+++ Dataset extract +++

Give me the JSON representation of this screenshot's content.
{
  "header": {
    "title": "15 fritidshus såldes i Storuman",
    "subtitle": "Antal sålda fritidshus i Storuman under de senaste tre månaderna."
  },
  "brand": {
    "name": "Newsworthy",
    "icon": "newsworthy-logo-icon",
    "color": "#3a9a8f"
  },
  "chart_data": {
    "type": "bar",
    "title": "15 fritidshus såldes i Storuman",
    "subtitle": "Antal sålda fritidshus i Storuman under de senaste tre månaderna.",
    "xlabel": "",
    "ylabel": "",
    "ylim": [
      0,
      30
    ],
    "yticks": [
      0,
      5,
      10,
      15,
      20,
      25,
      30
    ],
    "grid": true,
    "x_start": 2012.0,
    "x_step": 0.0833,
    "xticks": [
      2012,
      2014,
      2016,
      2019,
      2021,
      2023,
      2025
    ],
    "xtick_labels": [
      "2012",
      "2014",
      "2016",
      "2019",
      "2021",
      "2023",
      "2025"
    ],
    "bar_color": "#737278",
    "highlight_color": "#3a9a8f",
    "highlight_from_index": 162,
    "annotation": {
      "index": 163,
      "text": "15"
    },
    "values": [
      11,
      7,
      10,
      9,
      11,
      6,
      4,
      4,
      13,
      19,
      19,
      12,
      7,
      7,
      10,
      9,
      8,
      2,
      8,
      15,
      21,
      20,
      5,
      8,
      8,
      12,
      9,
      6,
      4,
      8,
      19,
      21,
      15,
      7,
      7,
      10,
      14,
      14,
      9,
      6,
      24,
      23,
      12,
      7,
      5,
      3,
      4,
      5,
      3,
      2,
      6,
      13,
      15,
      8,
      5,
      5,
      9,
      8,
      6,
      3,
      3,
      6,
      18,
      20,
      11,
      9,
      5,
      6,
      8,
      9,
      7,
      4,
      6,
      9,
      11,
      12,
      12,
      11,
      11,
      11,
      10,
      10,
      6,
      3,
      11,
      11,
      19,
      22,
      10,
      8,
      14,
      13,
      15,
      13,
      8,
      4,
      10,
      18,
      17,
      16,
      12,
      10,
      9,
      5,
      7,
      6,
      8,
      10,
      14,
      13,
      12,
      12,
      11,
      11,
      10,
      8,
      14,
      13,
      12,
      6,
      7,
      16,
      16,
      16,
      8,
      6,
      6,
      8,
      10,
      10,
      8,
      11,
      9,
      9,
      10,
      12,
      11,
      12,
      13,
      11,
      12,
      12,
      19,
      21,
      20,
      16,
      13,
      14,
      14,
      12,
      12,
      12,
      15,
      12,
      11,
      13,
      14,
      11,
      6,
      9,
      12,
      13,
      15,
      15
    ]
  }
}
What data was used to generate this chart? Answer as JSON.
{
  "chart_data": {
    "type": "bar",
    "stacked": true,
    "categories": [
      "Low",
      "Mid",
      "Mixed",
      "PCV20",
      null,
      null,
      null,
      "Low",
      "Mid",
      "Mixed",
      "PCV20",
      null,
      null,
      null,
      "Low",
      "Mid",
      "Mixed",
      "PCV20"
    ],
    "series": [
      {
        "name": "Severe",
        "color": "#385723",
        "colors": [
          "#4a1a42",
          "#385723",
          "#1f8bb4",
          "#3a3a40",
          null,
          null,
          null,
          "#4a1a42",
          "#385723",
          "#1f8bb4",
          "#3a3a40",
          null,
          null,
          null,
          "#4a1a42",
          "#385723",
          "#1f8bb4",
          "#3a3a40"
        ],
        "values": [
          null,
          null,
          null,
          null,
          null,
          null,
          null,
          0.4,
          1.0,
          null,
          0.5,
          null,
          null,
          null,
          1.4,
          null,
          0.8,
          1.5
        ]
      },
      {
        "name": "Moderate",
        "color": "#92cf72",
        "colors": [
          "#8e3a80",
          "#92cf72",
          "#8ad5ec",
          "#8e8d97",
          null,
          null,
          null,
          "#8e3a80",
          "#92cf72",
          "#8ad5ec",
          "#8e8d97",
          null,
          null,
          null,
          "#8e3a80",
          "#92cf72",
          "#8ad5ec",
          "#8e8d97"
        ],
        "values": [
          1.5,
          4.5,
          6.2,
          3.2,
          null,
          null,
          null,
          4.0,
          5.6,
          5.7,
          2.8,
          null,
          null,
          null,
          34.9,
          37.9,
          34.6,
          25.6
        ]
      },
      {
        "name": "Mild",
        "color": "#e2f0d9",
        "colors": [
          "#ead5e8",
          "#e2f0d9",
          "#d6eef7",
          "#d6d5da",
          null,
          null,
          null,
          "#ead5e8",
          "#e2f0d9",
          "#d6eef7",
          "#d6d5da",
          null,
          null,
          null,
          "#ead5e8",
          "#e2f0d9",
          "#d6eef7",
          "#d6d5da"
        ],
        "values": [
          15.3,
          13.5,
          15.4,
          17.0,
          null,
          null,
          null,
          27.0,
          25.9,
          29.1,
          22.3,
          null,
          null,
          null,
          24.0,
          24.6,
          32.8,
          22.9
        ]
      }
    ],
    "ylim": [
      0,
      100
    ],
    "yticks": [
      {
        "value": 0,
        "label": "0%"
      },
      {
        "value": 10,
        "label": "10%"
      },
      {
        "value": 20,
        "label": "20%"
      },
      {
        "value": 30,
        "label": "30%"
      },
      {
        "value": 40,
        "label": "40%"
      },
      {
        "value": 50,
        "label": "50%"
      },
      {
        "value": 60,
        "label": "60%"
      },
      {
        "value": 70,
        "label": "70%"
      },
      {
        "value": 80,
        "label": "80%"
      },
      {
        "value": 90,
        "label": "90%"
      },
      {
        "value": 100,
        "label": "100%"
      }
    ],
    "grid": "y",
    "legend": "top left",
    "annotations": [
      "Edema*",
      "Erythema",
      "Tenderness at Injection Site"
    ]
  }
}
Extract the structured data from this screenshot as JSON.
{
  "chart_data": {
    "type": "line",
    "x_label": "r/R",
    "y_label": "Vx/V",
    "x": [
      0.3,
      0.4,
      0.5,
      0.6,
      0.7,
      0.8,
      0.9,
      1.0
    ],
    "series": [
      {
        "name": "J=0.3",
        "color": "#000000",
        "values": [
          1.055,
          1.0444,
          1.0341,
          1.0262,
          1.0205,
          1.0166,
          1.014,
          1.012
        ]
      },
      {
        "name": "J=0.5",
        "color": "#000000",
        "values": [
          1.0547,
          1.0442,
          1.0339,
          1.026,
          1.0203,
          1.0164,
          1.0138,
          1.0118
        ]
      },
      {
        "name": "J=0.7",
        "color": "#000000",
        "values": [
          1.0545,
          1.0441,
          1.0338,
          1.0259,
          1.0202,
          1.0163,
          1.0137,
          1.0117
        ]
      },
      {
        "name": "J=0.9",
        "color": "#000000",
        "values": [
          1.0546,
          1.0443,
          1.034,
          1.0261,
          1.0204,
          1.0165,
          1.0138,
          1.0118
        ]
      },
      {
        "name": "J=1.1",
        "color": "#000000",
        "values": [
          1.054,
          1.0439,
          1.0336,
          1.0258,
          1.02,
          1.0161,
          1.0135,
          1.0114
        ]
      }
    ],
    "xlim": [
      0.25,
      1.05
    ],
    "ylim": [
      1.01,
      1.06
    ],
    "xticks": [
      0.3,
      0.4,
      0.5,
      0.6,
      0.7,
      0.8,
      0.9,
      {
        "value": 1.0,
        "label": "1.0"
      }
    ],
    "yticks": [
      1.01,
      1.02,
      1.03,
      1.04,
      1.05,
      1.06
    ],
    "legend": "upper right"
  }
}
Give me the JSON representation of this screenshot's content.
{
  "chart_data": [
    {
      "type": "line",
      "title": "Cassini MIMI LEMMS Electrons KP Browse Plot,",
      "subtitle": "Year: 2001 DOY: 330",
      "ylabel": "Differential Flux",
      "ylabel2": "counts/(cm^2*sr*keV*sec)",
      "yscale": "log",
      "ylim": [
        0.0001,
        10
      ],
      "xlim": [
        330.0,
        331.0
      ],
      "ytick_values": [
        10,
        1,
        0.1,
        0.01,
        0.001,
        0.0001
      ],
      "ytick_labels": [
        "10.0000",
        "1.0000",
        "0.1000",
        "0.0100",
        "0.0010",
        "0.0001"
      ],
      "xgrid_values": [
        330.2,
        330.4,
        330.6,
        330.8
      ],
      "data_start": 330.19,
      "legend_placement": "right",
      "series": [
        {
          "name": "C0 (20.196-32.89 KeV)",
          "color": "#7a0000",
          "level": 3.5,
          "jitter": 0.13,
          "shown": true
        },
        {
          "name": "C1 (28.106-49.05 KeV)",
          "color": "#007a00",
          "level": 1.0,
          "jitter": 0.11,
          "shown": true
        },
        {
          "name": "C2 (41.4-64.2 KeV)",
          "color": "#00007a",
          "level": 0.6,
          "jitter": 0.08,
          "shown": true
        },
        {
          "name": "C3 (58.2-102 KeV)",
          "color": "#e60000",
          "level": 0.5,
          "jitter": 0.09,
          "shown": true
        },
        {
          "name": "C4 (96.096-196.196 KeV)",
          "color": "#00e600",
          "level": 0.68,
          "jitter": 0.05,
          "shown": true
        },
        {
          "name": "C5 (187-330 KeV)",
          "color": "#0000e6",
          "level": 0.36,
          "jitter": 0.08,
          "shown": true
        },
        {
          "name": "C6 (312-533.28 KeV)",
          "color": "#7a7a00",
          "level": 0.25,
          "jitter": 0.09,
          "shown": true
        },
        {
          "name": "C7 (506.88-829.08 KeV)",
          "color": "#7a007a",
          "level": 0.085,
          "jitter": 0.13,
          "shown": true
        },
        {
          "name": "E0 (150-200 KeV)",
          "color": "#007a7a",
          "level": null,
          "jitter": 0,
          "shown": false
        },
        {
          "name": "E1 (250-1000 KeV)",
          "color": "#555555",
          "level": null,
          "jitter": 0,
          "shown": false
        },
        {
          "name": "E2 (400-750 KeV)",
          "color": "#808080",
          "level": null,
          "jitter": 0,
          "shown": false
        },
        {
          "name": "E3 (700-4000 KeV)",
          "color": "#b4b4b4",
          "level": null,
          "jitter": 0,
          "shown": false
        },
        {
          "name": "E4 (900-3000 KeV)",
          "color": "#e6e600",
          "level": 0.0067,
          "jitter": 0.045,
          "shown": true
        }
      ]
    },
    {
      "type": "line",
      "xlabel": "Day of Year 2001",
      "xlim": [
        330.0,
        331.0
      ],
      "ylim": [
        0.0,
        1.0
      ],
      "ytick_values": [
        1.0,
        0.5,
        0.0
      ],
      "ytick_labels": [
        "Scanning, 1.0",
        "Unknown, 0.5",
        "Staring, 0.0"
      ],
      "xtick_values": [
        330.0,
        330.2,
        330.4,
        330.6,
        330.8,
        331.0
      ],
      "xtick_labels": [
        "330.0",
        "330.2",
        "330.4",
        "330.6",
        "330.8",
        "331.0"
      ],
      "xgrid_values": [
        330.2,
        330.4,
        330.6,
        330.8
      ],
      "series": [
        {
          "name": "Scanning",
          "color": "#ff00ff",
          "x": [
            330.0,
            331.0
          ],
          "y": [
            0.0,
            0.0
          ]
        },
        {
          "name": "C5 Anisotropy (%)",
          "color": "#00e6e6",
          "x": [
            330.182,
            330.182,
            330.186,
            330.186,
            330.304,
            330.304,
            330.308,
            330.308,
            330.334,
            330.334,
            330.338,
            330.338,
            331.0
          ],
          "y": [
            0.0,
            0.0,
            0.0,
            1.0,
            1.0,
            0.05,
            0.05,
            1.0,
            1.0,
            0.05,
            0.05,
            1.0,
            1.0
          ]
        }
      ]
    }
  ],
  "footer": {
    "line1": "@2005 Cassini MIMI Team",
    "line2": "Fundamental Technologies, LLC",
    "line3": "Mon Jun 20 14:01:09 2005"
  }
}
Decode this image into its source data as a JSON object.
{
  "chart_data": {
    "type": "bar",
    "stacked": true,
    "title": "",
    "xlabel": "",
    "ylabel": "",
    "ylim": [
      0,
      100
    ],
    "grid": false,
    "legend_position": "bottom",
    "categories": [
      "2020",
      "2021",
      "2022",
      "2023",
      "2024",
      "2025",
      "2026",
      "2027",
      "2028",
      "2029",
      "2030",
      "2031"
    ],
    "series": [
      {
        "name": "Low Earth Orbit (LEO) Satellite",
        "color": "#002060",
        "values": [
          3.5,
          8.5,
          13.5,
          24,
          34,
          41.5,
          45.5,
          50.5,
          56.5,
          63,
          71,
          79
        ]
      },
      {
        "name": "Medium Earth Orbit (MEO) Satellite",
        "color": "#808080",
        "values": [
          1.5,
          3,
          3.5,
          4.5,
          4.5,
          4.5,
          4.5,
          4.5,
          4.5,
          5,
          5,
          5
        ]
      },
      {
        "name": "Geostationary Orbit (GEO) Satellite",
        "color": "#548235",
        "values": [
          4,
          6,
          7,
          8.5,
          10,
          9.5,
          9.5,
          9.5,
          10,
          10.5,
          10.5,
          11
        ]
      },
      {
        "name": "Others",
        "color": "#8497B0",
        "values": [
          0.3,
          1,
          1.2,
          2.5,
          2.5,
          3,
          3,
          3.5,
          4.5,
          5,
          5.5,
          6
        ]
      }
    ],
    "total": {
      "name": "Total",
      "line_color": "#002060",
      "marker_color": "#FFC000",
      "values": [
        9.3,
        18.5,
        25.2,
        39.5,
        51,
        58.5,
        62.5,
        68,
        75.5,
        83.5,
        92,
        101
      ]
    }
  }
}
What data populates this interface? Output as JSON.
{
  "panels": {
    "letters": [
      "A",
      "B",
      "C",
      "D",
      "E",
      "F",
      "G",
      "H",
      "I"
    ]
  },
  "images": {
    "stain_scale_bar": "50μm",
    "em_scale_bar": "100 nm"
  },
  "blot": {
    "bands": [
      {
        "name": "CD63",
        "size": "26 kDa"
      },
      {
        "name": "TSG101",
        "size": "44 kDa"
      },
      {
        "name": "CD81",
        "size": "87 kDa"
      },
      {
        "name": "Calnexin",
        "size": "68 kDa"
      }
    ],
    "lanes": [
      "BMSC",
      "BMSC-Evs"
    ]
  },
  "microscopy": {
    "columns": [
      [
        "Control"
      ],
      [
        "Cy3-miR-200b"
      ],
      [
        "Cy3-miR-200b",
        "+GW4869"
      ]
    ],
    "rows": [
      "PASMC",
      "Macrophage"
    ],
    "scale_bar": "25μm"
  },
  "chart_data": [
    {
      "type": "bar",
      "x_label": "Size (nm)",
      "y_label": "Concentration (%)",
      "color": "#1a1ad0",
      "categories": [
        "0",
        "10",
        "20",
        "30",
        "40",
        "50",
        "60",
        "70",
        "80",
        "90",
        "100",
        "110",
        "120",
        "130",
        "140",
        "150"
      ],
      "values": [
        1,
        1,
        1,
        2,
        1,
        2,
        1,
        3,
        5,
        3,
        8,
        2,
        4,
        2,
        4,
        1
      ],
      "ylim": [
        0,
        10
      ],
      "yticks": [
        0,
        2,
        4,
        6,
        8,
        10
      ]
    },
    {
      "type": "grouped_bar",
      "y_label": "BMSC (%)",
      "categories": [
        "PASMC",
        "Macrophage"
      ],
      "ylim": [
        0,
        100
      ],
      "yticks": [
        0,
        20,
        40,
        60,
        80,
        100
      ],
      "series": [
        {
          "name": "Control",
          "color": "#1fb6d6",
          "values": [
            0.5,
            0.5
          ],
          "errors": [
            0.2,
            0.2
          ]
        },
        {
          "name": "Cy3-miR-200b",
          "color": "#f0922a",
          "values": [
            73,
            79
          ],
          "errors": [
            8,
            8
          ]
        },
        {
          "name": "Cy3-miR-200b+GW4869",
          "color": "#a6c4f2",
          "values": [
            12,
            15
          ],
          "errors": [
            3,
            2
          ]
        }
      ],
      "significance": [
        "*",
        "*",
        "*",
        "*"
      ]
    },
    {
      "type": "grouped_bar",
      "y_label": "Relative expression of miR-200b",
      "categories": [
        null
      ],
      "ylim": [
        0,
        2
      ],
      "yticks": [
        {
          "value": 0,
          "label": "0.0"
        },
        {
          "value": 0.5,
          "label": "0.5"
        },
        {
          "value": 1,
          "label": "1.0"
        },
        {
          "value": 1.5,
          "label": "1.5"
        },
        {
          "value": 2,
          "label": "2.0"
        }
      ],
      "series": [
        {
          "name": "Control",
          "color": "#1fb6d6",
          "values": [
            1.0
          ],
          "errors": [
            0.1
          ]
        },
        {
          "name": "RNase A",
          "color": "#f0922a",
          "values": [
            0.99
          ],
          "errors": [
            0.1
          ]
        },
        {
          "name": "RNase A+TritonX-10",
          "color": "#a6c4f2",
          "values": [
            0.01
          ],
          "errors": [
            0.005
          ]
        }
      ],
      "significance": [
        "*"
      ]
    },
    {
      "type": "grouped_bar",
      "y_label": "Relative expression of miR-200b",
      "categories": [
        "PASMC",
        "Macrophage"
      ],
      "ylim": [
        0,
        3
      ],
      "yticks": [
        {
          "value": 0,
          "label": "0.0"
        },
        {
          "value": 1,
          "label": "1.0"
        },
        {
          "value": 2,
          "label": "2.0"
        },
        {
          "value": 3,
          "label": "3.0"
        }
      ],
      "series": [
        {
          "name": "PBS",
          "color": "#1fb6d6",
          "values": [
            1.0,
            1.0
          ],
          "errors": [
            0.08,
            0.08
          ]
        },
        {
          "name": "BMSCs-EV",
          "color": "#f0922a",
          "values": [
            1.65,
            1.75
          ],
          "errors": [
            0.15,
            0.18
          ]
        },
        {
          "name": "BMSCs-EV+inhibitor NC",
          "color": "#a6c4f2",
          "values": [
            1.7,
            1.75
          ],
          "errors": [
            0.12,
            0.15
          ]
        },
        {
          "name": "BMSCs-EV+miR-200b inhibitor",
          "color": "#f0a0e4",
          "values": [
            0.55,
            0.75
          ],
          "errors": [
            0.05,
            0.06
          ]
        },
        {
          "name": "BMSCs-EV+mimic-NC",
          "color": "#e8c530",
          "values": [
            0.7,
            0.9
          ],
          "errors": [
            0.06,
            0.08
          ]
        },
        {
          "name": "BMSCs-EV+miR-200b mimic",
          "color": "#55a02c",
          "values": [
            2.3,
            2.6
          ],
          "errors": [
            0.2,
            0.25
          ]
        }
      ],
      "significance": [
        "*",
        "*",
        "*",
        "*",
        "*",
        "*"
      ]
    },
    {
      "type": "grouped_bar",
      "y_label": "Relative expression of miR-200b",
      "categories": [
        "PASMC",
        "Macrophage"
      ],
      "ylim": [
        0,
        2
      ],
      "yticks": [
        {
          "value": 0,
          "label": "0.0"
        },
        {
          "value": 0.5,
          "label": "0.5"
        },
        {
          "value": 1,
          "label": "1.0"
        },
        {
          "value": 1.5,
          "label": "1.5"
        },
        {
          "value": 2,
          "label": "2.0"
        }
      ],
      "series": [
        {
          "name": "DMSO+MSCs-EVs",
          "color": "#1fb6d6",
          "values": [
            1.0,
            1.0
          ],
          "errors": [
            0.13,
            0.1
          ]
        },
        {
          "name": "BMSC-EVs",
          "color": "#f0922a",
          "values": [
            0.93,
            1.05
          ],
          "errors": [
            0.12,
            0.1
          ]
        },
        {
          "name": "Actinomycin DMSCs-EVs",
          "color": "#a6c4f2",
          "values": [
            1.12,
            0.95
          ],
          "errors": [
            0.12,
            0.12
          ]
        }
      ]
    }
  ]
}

+++

Prompt >> Show every line in the entries where the string "BMSCs" occurs.

Task response >>
          "name": "BMSCs-EV",
          "name": "BMSCs-EV+inhibitor NC",
          "name": "BMSCs-EV+miR-200b inhibitor",
          "name": "BMSCs-EV+mimic-NC",
          "name": "BMSCs-EV+miR-200b mimic",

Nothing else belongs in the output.